#### TASK:
Repeat the material exactly, leaving nothing out.

#### EXERCISE DATA:
━━━━━━━━━━

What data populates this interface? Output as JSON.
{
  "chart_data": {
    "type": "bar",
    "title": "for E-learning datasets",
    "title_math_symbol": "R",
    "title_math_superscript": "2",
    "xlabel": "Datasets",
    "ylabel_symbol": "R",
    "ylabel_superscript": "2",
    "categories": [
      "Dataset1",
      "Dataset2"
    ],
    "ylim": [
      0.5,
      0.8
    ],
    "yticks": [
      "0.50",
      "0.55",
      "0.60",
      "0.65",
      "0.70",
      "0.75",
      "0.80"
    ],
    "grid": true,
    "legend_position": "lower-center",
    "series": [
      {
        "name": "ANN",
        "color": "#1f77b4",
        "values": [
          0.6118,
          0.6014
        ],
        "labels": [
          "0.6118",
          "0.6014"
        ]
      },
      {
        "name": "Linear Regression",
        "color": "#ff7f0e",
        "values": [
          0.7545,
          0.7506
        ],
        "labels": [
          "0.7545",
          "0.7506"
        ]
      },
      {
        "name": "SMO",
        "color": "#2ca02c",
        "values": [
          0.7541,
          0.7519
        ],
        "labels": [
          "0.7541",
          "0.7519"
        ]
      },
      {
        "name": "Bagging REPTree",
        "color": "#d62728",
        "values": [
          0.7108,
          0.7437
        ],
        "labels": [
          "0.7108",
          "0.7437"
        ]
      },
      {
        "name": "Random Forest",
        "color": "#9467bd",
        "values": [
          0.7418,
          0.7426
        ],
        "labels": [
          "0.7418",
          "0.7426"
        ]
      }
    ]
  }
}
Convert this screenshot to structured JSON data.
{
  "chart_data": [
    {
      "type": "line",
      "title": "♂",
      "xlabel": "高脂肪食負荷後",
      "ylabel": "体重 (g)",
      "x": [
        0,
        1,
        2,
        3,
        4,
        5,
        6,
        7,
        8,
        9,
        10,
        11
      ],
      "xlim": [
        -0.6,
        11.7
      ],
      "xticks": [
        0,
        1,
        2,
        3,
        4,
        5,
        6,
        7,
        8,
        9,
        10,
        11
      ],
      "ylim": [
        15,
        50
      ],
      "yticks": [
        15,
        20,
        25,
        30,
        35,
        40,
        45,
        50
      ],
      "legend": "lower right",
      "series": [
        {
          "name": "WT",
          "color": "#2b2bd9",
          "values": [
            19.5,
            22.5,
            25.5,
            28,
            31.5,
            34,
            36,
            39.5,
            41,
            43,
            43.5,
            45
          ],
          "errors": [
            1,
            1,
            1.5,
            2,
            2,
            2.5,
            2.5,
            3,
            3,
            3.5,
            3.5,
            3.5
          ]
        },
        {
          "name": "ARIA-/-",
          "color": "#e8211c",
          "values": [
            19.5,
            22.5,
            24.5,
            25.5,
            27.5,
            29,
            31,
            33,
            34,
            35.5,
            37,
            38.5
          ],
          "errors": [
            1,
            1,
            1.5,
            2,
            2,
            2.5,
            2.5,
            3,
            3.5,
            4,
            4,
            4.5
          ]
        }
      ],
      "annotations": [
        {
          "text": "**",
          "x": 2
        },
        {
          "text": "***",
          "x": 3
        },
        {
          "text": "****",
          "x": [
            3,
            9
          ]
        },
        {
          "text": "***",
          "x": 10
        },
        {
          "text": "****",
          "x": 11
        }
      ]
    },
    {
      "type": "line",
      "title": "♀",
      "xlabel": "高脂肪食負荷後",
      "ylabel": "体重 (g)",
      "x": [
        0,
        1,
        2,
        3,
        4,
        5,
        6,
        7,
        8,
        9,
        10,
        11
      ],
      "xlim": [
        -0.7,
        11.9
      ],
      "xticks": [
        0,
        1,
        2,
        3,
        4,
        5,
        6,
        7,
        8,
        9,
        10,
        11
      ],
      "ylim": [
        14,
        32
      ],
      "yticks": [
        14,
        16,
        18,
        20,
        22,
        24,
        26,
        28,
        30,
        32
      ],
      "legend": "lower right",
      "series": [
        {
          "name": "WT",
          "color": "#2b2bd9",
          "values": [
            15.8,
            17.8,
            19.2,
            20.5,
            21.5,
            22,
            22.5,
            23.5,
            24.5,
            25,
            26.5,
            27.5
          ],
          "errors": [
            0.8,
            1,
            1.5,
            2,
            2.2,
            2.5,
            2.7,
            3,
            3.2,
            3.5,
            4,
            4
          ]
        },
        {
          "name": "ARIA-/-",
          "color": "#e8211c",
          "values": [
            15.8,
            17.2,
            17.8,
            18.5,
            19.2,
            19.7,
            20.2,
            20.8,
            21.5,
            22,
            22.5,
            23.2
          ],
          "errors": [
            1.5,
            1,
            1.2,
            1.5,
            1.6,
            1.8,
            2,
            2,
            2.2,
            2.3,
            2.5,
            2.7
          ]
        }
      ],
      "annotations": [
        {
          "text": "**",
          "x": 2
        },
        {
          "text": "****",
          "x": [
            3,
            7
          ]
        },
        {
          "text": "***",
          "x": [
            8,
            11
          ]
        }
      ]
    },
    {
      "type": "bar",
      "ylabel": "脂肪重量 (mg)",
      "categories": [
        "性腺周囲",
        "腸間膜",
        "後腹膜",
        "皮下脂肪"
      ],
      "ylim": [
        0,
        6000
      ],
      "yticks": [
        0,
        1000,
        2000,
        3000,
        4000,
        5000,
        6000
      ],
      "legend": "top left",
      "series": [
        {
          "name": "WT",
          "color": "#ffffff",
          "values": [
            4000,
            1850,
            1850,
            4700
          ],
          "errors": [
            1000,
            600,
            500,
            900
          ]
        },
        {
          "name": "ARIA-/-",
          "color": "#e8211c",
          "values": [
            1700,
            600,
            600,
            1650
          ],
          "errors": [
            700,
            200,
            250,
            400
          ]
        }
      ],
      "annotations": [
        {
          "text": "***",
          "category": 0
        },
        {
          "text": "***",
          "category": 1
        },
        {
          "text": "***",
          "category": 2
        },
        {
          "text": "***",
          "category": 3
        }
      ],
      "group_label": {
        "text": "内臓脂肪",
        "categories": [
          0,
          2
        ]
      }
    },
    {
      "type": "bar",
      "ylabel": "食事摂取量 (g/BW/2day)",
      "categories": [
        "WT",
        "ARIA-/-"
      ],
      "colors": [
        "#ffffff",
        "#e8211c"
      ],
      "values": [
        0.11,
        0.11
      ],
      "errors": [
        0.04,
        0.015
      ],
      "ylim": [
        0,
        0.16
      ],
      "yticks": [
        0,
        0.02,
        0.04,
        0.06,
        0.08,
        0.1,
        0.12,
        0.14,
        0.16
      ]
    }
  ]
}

━━━━━━━━━━

#### EXERCISE ANSWER:
What data populates this interface? Output as JSON.
{
  "chart_data": {
    "type": "bar",
    "title": "for E-learning datasets",
    "title_math_symbol": "R",
    "title_math_superscript": "2",
    "xlabel": "Datasets",
    "ylabel_symbol": "R",
    "ylabel_superscript": "2",
    "categories": [
      "Dataset1",
      "Dataset2"
    ],
    "ylim": [
      0.5,
      0.8
    ],
    "yticks": [
      "0.50",
      "0.55",
      "0.60",
      "0.65",
      "0.70",
      "0.75",
      "0.80"
    ],
    "grid": true,
    "legend_position": "lower-center",
    "series": [
      {
        "name": "ANN",
        "color": "#1f77b4",
        "values": [
          0.6118,
          0.6014
        ],
        "labels": [
          "0.6118",
          "0.6014"
        ]
      },
      {
        "name": "Linear Regression",
        "color": "#ff7f0e",
        "values": [
          0.7545,
          0.7506
        ],
        "labels": [
          "0.7545",
          "0.7506"
        ]
      },
      {
        "name": "SMO",
        "color": "#2ca02c",
        "values": [
          0.7541,
          0.7519
        ],
        "labels": [
          "0.7541",
          "0.7519"
        ]
      },
      {
        "name": "Bagging REPTree",
        "color": "#d62728",
        "values": [
          0.7108,
          0.7437
        ],
        "labels": [
          "0.7108",
          "0.7437"
        ]
      },
      {
        "name": "Random Forest",
        "color": "#9467bd",
        "values": [
          0.7418,
          0.7426
        ],
        "labels": [
          "0.7418",
          "0.7426"
        ]
      }
    ]
  }
}
Convert this screenshot to structured JSON data.
{
  "chart_data": [
    {
      "type": "line",
      "title": "♂",
      "xlabel": "高脂肪食負荷後",
      "ylabel": "体重 (g)",
      "x": [
        0,
        1,
        2,
        3,
        4,
        5,
        6,
        7,
        8,
        9,
        10,
        11
      ],
      "xlim": [
        -0.6,
        11.7
      ],
      "xticks": [
        0,
        1,
        2,
        3,
        4,
        5,
        6,
        7,
        8,
        9,
        10,
        11
      ],
      "ylim": [
        15,
        50
      ],
      "yticks": [
        15,
        20,
        25,
        30,
        35,
        40,
        45,
        50
      ],
      "legend": "lower right",
      "series": [
        {
          "name": "WT",
          "color": "#2b2bd9",
          "values": [
            19.5,
            22.5,
            25.5,
            28,
            31.5,
            34,
            36,
            39.5,
            41,
            43,
            43.5,
            45
          ],
          "errors": [
            1,
            1,
            1.5,
            2,
            2,
            2.5,
            2.5,
            3,
            3,
            3.5,
            3.5,
            3.5
          ]
        },
        {
          "name": "ARIA-/-",
          "color": "#e8211c",
          "values": [
            19.5,
            22.5,
            24.5,
            25.5,
            27.5,
            29,
            31,
            33,
            34,
            35.5,
            37,
            38.5
          ],
          "errors": [
            1,
            1,
            1.5,
            2,
            2,
            2.5,
            2.5,
            3,
            3.5,
            4,
            4,
            4.5
          ]
        }
      ],
      "annotations": [
        {
          "text": "**",
          "x": 2
        },
        {
          "text": "***",
          "x": 3
        },
        {
          "text": "****",
          "x": [
            3,
            9
          ]
        },
        {
          "text": "***",
          "x": 10
        },
        {
          "text": "****",
          "x": 11
        }
      ]
    },
    {
      "type": "line",
      "title": "♀",
      "xlabel": "高脂肪食負荷後",
      "ylabel": "体重 (g)",
      "x": [
        0,
        1,
        2,
        3,
        4,
        5,
        6,
        7,
        8,
        9,
        10,
        11
      ],
      "xlim": [
        -0.7,
        11.9
      ],
      "xticks": [
        0,
        1,
        2,
        3,
        4,
        5,
        6,
        7,
        8,
        9,
        10,
        11
      ],
      "ylim": [
        14,
        32
      ],
      "yticks": [
        14,
        16,
        18,
        20,
        22,
        24,
        26,
        28,
        30,
        32
      ],
      "legend": "lower right",
      "series": [
        {
          "name": "WT",
          "color": "#2b2bd9",
          "values": [
            15.8,
            17.8,
            19.2,
            20.5,
            21.5,
            22,
            22.5,
            23.5,
            24.5,
            25,
            26.5,
            27.5
          ],
          "errors": [
            0.8,
            1,
            1.5,
            2,
            2.2,
            2.5,
            2.7,
            3,
            3.2,
            3.5,
            4,
            4
          ]
        },
        {
          "name": "ARIA-/-",
          "color": "#e8211c",
          "values": [
            15.8,
            17.2,
            17.8,
            18.5,
            19.2,
            19.7,
            20.2,
            20.8,
            21.5,
            22,
            22.5,
            23.2
          ],
          "errors": [
            1.5,
            1,
            1.2,
            1.5,
            1.6,
            1.8,
            2,
            2,
            2.2,
            2.3,
            2.5,
            2.7
          ]
        }
      ],
      "annotations": [
        {
          "text": "**",
          "x": 2
        },
        {
          "text": "****",
          "x": [
            3,
            7
          ]
        },
        {
          "text": "***",
          "x": [
            8,
            11
          ]
        }
      ]
    },
    {
      "type": "bar",
      "ylabel": "脂肪重量 (mg)",
      "categories": [
        "性腺周囲",
        "腸間膜",
        "後腹膜",
        "皮下脂肪"
      ],
      "ylim": [
        0,
        6000
      ],
      "yticks": [
        0,
        1000,
        2000,
        3000,
        4000,
        5000,
        6000
      ],
      "legend": "top left",
      "series": [
        {
          "name": "WT",
          "color": "#ffffff",
          "values": [
            4000,
            1850,
            1850,
            4700
          ],
          "errors": [
            1000,
            600,
            500,
            900
          ]
        },
        {
          "name": "ARIA-/-",
          "color": "#e8211c",
          "values": [
            1700,
            600,
            600,
            1650
          ],
          "errors": [
            700,
            200,
            250,
            400
          ]
        }
      ],
      "annotations": [
        {
          "text": "***",
          "category": 0
        },
        {
          "text": "***",
          "category": 1
        },
        {
          "text": "***",
          "category": 2
        },
        {
          "text": "***",
          "category": 3
        }
      ],
      "group_label": {
        "text": "内臓脂肪",
        "categories": [
          0,
          2
        ]
      }
    },
    {
      "type": "bar",
      "ylabel": "食事摂取量 (g/BW/2day)",
      "categories": [
        "WT",
        "ARIA-/-"
      ],
      "colors": [
        "#ffffff",
        "#e8211c"
      ],
      "values": [
        0.11,
        0.11
      ],
      "errors": [
        0.04,
        0.015
      ],
      "ylim": [
        0,
        0.16
      ],
      "yticks": [
        0,
        0.02,
        0.04,
        0.06,
        0.08,
        0.1,
        0.12,
        0.14,
        0.16
      ]
    }
  ]
}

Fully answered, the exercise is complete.